Do this: Copy out all the records exactly.
---------- Material to process ----------
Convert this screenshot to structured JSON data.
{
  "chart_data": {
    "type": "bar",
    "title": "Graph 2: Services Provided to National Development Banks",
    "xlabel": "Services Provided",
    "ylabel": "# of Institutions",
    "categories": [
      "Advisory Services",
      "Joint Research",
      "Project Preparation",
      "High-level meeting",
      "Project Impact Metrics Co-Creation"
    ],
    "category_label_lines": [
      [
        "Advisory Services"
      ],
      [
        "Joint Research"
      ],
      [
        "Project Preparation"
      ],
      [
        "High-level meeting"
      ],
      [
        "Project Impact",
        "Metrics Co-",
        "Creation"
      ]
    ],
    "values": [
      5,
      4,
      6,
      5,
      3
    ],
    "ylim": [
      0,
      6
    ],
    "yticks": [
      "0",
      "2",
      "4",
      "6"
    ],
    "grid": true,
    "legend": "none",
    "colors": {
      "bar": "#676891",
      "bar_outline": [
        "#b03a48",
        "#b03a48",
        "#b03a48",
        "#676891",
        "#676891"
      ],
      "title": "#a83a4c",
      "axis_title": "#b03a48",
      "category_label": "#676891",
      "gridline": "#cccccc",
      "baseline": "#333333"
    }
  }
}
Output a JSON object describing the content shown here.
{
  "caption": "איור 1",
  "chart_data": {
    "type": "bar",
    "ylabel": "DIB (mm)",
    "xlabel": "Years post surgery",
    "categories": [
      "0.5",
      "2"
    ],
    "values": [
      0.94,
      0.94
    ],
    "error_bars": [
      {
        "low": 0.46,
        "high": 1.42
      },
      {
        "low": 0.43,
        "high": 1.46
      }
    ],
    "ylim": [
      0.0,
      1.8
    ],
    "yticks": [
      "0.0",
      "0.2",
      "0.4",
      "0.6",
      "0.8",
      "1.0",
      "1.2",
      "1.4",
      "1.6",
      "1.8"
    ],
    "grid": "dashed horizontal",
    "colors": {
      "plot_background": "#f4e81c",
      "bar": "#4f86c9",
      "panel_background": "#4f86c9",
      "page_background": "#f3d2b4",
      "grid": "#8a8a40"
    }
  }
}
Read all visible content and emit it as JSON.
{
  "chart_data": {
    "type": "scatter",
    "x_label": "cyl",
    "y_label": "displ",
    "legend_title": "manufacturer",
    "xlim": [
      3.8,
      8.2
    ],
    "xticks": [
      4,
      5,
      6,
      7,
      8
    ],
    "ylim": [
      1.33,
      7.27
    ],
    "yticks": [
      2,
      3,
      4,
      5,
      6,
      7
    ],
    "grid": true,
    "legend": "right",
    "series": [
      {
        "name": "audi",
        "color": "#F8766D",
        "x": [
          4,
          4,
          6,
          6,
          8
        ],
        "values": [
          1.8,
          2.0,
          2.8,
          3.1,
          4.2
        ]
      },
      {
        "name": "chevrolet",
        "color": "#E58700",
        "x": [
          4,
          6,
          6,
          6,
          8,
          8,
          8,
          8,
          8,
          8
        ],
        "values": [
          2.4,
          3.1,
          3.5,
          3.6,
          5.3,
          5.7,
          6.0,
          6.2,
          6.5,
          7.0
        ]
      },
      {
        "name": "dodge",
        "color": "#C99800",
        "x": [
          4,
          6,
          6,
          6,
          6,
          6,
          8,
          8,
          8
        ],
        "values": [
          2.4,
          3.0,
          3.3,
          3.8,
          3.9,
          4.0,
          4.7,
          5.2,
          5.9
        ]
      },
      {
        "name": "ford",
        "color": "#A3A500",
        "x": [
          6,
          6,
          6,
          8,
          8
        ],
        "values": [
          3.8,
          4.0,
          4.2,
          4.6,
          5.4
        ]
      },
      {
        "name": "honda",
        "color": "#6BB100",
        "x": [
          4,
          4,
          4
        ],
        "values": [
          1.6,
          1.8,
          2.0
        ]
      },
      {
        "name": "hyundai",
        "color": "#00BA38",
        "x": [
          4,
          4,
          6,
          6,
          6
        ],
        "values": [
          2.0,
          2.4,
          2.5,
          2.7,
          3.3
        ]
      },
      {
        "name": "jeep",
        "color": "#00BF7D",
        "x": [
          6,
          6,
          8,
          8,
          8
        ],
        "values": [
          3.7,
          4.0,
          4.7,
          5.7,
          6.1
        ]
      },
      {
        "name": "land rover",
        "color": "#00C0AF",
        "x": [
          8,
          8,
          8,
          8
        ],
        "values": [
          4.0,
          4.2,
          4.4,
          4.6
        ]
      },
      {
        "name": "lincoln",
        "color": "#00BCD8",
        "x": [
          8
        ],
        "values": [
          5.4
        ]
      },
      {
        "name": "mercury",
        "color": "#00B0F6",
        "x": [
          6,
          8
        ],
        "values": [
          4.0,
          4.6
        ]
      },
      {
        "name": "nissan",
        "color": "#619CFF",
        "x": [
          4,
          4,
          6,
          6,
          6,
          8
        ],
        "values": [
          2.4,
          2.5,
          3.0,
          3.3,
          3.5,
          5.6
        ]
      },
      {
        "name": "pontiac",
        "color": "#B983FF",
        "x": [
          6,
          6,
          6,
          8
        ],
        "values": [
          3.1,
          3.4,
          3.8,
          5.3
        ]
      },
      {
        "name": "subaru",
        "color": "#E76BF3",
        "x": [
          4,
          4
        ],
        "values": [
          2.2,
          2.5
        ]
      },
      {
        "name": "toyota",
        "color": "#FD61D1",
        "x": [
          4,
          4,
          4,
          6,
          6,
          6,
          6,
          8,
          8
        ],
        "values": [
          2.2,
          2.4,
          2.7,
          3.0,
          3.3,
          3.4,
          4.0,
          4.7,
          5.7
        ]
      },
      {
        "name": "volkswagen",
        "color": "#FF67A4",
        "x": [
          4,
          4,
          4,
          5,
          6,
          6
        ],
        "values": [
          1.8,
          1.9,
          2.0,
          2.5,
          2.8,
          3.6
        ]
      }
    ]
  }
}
----------
Answer to the exercise:
Convert this screenshot to structured JSON data.
{
  "chart_data": {
    "type": "bar",
    "title": "Graph 2: Services Provided to National Development Banks",
    "xlabel": "Services Provided",
    "ylabel": "# of Institutions",
    "categories": [
      "Advisory Services",
      "Joint Research",
      "Project Preparation",
      "High-level meeting",
      "Project Impact Metrics Co-Creation"
    ],
    "category_label_lines": [
      [
        "Advisory Services"
      ],
      [
        "Joint Research"
      ],
      [
        "Project Preparation"
      ],
      [
        "High-level meeting"
      ],
      [
        "Project Impact",
        "Metrics Co-",
        "Creation"
      ]
    ],
    "values": [
      5,
      4,
      6,
      5,
      3
    ],
    "ylim": [
      0,
      6
    ],
    "yticks": [
      "0",
      "2",
      "4",
      "6"
    ],
    "grid": true,
    "legend": "none",
    "colors": {
      "bar": "#676891",
      "bar_outline": [
        "#b03a48",
        "#b03a48",
        "#b03a48",
        "#676891",
        "#676891"
      ],
      "title": "#a83a4c",
      "axis_title": "#b03a48",
      "category_label": "#676891",
      "gridline": "#cccccc",
      "baseline": "#333333"
    }
  }
}
Output a JSON object describing the content shown here.
{
  "caption": "איור 1",
  "chart_data": {
    "type": "bar",
    "ylabel": "DIB (mm)",
    "xlabel": "Years post surgery",
    "categories": [
      "0.5",
      "2"
    ],
    "values": [
      0.94,
      0.94
    ],
    "error_bars": [
      {
        "low": 0.46,
        "high": 1.42
      },
      {
        "low": 0.43,
        "high": 1.46
      }
    ],
    "ylim": [
      0.0,
      1.8
    ],
    "yticks": [
      "0.0",
      "0.2",
      "0.4",
      "0.6",
      "0.8",
      "1.0",
      "1.2",
      "1.4",
      "1.6",
      "1.8"
    ],
    "grid": "dashed horizontal",
    "colors": {
      "plot_background": "#f4e81c",
      "bar": "#4f86c9",
      "panel_background": "#4f86c9",
      "page_background": "#f3d2b4",
      "grid": "#8a8a40"
    }
  }
}
Read all visible content and emit it as JSON.
{
  "chart_data": {
    "type": "scatter",
    "x_label": "cyl",
    "y_label": "displ",
    "legend_title": "manufacturer",
    "xlim": [
      3.8,
      8.2
    ],
    "xticks": [
      4,
      5,
      6,
      7,
      8
    ],
    "ylim": [
      1.33,
      7.27
    ],
    "yticks": [
      2,
      3,
      4,
      5,
      6,
      7
    ],
    "grid": true,
    "legend": "right",
    "series": [
      {
        "name": "audi",
        "color": "#F8766D",
        "x": [
          4,
          4,
          6,
          6,
          8
        ],
        "values": [
          1.8,
          2.0,
          2.8,
          3.1,
          4.2
        ]
      },
      {
        "name": "chevrolet",
        "color": "#E58700",
        "x": [
          4,
          6,
          6,
          6,
          8,
          8,
          8,
          8,
          8,
          8
        ],
        "values": [
          2.4,
          3.1,
          3.5,
          3.6,
          5.3,
          5.7,
          6.0,
          6.2,
          6.5,
          7.0
        ]
      },
      {
        "name": "dodge",
        "color": "#C99800",
        "x": [
          4,
          6,
          6,
          6,
          6,
          6,
          8,
          8,
          8
        ],
        "values": [
          2.4,
          3.0,
          3.3,
          3.8,
          3.9,
          4.0,
          4.7,
          5.2,
          5.9
        ]
      },
      {
        "name": "ford",
        "color": "#A3A500",
        "x": [
          6,
          6,
          6,
          8,
          8
        ],
        "values": [
          3.8,
          4.0,
          4.2,
          4.6,
          5.4
        ]
      },
      {
        "name": "honda",
        "color": "#6BB100",
        "x": [
          4,
          4,
          4
        ],
        "values": [
          1.6,
          1.8,
          2.0
        ]
      },
      {
        "name": "hyundai",
        "color": "#00BA38",
        "x": [
          4,
          4,
          6,
          6,
          6
        ],
        "values": [
          2.0,
          2.4,
          2.5,
          2.7,
          3.3
        ]
      },
      {
        "name": "jeep",
        "color": "#00BF7D",
        "x": [
          6,
          6,
          8,
          8,
          8
        ],
        "values": [
          3.7,
          4.0,
          4.7,
          5.7,
          6.1
        ]
      },
      {
        "name": "land rover",
        "color": "#00C0AF",
        "x": [
          8,
          8,
          8,
          8
        ],
        "values": [
          4.0,
          4.2,
          4.4,
          4.6
        ]
      },
      {
        "name": "lincoln",
        "color": "#00BCD8",
        "x": [
          8
        ],
        "values": [
          5.4
        ]
      },
      {
        "name": "mercury",
        "color": "#00B0F6",
        "x": [
          6,
          8
        ],
        "values": [
          4.0,
          4.6
        ]
      },
      {
        "name": "nissan",
        "color": "#619CFF",
        "x": [
          4,
          4,
          6,
          6,
          6,
          8
        ],
        "values": [
          2.4,
          2.5,
          3.0,
          3.3,
          3.5,
          5.6
        ]
      },
      {
        "name": "pontiac",
        "color": "#B983FF",
        "x": [
          6,
          6,
          6,
          8
        ],
        "values": [
          3.1,
          3.4,
          3.8,
          5.3
        ]
      },
      {
        "name": "subaru",
        "color": "#E76BF3",
        "x": [
          4,
          4
        ],
        "values": [
          2.2,
          2.5
        ]
      },
      {
        "name": "toyota",
        "color": "#FD61D1",
        "x": [
          4,
          4,
          4,
          6,
          6,
          6,
          6,
          8,
          8
        ],
        "values": [
          2.2,
          2.4,
          2.7,
          3.0,
          3.3,
          3.4,
          4.0,
          4.7,
          5.7
        ]
      },
      {
        "name": "volkswagen",
        "color": "#FF67A4",
        "x": [
          4,
          4,
          4,
          5,
          6,
          6
        ],
        "values": [
          1.8,
          1.9,
          2.0,
          2.5,
          2.8,
          3.6
        ]
      }
    ]
  }
}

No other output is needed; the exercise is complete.